Working data:
=-=-=

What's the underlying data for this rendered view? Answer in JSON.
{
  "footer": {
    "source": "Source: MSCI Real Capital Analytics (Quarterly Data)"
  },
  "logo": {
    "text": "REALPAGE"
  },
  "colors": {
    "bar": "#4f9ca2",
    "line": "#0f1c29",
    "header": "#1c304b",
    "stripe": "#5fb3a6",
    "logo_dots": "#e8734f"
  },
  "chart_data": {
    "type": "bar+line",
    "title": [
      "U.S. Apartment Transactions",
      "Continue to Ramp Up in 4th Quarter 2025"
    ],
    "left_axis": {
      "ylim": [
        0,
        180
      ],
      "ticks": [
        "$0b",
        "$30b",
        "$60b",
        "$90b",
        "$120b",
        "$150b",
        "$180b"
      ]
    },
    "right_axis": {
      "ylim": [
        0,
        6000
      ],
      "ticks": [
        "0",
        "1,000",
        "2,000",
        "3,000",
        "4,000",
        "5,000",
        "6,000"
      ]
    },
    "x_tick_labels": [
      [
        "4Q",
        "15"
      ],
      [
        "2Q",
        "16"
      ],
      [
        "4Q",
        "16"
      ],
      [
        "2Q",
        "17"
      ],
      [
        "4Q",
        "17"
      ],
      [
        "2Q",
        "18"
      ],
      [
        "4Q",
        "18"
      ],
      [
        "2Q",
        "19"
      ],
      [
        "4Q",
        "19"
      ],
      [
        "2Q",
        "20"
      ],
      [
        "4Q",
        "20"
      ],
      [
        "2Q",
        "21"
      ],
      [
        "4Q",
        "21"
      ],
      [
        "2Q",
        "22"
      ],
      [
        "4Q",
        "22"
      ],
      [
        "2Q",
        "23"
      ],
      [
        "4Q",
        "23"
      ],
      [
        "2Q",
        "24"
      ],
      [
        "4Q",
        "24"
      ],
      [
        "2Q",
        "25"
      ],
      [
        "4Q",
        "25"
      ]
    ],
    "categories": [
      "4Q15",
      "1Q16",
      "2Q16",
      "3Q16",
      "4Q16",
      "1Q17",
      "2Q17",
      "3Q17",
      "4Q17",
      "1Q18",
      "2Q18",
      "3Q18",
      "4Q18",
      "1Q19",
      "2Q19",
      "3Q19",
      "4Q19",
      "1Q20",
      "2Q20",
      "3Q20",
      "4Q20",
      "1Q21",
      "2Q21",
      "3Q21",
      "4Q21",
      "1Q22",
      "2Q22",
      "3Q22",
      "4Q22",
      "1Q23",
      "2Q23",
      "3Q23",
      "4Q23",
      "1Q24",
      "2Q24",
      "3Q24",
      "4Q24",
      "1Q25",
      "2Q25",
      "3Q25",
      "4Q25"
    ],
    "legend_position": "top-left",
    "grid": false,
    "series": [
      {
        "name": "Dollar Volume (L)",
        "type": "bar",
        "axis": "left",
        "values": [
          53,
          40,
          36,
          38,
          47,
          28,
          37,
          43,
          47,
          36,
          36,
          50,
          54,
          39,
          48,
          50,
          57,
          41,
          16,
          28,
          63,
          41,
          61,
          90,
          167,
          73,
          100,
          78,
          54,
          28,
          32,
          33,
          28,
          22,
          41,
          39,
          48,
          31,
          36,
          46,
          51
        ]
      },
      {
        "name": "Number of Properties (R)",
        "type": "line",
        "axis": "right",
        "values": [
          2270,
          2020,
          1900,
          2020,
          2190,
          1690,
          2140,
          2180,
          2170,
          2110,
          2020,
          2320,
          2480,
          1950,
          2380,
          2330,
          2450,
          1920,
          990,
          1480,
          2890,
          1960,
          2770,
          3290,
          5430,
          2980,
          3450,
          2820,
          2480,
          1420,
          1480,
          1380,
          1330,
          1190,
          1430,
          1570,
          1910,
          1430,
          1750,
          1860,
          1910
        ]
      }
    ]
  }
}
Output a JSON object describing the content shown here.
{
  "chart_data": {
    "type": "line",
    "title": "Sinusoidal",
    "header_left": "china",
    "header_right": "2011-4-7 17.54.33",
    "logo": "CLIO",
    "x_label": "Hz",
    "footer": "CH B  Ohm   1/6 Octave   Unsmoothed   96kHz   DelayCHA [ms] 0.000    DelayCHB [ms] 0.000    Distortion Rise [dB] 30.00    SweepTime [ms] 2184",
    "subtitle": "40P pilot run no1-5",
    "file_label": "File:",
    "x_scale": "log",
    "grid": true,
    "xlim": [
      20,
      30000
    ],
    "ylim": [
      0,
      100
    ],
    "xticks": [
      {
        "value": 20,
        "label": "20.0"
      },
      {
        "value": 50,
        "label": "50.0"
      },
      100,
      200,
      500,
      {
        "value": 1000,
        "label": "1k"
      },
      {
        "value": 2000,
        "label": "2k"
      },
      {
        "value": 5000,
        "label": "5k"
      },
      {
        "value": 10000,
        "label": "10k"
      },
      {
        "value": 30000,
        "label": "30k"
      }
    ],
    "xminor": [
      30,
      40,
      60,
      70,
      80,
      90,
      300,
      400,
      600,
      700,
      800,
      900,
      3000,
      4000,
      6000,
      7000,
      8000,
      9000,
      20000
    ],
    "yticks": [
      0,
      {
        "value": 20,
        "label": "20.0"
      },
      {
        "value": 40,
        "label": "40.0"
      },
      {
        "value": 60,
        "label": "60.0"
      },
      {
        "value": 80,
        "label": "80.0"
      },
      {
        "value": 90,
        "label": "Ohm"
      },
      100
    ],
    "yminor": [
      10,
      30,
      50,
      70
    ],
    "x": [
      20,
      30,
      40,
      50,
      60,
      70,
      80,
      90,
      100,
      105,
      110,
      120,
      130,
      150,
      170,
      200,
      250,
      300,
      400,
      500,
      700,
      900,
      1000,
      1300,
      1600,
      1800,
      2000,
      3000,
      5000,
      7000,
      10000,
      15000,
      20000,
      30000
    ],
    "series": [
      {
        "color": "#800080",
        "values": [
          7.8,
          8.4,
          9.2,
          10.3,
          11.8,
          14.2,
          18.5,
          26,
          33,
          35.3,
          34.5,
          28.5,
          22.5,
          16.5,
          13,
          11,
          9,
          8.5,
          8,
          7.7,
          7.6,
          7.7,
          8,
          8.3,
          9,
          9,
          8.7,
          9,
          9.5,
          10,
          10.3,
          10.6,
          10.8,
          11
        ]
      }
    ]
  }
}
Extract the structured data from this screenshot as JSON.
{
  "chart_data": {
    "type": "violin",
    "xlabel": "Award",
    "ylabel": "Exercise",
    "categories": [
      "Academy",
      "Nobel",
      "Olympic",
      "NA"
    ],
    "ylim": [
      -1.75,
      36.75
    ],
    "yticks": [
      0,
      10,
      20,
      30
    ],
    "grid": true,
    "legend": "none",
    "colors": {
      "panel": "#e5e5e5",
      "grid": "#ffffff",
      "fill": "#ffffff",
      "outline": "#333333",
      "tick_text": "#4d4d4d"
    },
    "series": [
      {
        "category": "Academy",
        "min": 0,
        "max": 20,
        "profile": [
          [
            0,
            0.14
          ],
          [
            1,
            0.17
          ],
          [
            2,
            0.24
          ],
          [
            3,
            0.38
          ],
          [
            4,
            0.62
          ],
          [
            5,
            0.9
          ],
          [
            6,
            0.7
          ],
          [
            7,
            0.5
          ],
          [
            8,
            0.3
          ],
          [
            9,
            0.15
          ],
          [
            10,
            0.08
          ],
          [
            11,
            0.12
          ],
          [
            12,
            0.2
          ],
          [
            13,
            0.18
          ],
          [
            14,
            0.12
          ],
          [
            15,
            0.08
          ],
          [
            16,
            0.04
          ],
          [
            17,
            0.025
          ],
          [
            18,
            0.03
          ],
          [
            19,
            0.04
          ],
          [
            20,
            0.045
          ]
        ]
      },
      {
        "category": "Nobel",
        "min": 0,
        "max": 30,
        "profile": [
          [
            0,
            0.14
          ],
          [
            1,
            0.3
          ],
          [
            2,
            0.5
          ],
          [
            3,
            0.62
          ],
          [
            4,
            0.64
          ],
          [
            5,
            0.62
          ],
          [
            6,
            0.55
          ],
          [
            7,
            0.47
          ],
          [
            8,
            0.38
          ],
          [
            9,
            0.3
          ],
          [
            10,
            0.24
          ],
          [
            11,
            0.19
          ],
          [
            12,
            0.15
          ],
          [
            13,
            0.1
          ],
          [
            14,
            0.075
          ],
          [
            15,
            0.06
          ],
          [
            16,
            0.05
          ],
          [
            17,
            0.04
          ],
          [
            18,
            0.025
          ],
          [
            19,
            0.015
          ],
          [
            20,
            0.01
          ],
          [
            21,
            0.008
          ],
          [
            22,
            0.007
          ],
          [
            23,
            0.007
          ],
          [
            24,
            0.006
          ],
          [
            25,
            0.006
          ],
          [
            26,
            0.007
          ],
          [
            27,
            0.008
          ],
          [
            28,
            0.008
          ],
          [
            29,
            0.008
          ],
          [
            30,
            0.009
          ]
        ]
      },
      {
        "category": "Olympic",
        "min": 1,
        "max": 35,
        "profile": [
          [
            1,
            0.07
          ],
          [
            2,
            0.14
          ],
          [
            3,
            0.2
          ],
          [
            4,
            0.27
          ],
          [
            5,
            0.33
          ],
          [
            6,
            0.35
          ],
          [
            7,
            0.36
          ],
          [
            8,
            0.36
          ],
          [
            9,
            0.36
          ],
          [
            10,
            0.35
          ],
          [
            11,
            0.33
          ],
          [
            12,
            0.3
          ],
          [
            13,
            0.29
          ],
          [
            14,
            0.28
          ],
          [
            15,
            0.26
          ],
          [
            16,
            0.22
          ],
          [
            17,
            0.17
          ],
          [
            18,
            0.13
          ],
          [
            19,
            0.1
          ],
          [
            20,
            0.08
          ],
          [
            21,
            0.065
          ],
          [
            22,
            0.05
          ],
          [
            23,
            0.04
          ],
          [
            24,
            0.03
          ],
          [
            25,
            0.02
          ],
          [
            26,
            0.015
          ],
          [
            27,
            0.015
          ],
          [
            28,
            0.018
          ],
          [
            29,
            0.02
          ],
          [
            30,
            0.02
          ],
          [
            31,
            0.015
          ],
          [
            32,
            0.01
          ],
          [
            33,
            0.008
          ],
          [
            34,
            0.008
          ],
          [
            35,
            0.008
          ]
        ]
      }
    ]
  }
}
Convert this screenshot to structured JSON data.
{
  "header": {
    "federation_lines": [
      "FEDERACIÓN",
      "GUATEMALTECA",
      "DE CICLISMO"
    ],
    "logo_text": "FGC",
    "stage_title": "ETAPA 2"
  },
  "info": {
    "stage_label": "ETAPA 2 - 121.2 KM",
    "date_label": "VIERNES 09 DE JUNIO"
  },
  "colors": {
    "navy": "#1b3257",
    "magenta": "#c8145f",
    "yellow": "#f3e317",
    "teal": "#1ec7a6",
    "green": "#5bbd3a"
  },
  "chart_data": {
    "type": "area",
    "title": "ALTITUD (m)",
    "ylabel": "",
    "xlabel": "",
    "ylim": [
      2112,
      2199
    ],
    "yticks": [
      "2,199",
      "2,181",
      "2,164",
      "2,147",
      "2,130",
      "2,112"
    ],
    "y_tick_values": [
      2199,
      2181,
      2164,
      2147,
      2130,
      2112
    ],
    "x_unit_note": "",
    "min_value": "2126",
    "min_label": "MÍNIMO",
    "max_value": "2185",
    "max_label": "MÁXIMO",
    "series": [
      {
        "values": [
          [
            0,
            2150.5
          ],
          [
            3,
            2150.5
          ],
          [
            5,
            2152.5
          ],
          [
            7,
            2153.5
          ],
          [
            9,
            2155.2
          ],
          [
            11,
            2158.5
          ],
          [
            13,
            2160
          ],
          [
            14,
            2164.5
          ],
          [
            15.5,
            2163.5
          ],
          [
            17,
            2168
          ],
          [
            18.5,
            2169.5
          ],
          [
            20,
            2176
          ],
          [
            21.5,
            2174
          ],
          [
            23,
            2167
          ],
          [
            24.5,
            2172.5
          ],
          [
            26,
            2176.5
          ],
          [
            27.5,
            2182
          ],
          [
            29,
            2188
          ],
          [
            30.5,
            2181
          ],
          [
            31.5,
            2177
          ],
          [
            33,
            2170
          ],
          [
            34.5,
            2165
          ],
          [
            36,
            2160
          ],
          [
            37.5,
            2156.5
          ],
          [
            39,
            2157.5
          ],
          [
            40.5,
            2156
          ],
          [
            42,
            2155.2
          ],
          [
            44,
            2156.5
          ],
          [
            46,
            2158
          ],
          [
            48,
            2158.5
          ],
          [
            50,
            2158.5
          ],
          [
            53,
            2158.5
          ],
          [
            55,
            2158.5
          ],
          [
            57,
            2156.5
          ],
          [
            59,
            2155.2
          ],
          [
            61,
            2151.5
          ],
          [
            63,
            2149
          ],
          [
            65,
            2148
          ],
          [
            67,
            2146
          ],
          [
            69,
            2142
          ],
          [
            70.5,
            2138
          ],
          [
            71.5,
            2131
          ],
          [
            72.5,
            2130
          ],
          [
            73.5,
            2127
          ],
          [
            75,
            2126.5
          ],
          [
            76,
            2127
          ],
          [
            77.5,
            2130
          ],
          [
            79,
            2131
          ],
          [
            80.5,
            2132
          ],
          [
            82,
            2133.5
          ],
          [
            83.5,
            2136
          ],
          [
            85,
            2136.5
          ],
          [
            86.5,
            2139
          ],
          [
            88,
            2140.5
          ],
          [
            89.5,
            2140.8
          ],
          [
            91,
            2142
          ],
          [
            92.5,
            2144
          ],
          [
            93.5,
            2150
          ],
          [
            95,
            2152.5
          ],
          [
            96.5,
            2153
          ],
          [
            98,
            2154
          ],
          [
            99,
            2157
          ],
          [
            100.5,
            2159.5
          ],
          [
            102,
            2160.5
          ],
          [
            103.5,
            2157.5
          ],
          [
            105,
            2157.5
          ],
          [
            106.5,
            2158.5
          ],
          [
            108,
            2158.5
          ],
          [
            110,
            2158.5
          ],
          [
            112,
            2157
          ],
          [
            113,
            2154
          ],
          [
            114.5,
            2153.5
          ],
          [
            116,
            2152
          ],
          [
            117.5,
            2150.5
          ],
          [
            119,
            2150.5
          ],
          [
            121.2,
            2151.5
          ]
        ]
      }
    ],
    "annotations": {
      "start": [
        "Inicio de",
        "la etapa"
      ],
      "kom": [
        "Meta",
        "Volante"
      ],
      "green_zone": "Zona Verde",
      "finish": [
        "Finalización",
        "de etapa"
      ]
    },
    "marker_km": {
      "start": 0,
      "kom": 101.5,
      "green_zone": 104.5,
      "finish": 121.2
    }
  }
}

=-=-=

Exercise requirements: Copy every line of the entries above in which "structured" occurs.

Solution for this exercise:
Extract the structured data from this screenshot as JSON.
Convert this screenshot to structured JSON data.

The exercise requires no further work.